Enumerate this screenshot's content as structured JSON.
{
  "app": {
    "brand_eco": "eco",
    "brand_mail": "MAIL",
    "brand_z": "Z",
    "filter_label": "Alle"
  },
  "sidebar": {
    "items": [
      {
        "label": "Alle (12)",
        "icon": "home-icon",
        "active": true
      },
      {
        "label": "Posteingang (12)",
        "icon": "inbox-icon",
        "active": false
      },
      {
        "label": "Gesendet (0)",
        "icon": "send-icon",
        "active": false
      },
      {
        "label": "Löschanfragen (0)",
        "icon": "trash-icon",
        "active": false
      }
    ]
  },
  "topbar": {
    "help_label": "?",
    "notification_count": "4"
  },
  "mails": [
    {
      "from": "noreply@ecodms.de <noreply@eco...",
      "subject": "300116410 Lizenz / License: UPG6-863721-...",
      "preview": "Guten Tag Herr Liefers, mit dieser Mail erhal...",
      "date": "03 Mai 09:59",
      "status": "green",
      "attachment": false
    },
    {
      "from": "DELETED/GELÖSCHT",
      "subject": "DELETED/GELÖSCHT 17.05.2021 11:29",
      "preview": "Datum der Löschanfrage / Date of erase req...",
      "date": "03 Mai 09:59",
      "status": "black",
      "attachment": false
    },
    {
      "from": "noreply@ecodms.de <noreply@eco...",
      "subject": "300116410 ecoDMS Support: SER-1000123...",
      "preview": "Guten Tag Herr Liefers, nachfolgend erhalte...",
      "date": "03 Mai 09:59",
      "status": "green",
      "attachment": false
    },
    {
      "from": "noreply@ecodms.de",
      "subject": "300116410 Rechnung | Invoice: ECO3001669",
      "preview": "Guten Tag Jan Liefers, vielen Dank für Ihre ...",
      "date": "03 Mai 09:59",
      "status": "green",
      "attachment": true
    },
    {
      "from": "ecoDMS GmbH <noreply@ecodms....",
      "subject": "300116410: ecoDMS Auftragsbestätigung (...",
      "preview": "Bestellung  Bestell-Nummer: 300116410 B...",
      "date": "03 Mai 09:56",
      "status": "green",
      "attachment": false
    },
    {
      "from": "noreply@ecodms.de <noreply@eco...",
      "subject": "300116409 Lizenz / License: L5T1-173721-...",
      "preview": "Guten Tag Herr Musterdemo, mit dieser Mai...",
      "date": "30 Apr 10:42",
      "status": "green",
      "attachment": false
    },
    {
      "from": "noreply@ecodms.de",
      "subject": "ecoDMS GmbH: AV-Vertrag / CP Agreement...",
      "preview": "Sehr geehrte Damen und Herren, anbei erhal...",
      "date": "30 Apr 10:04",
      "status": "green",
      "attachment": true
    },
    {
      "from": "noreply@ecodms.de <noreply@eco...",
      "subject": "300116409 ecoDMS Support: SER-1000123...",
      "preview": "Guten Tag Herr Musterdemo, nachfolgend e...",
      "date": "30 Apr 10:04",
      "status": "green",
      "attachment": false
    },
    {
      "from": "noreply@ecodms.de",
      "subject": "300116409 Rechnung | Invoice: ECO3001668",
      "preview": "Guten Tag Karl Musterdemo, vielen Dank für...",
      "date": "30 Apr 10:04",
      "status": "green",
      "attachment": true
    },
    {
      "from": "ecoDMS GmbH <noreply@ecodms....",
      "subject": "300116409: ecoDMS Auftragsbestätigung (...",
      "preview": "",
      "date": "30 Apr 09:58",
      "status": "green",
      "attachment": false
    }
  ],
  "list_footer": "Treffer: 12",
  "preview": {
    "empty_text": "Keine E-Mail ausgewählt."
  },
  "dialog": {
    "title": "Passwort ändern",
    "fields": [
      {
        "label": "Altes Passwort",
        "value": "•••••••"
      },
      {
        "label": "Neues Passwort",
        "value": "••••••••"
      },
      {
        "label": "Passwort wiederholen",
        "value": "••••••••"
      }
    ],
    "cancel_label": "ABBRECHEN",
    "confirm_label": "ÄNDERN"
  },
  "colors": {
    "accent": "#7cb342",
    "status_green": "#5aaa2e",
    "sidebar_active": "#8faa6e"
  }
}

──────────

- Task objective: Wherever the string "Auftragsbestätigung" appears in the entries above, list that line.

- Solution:
      "subject": "300116410: ecoDMS Auftragsbestätigung (...",
      "subject": "300116409: ecoDMS Auftragsbestätigung (...",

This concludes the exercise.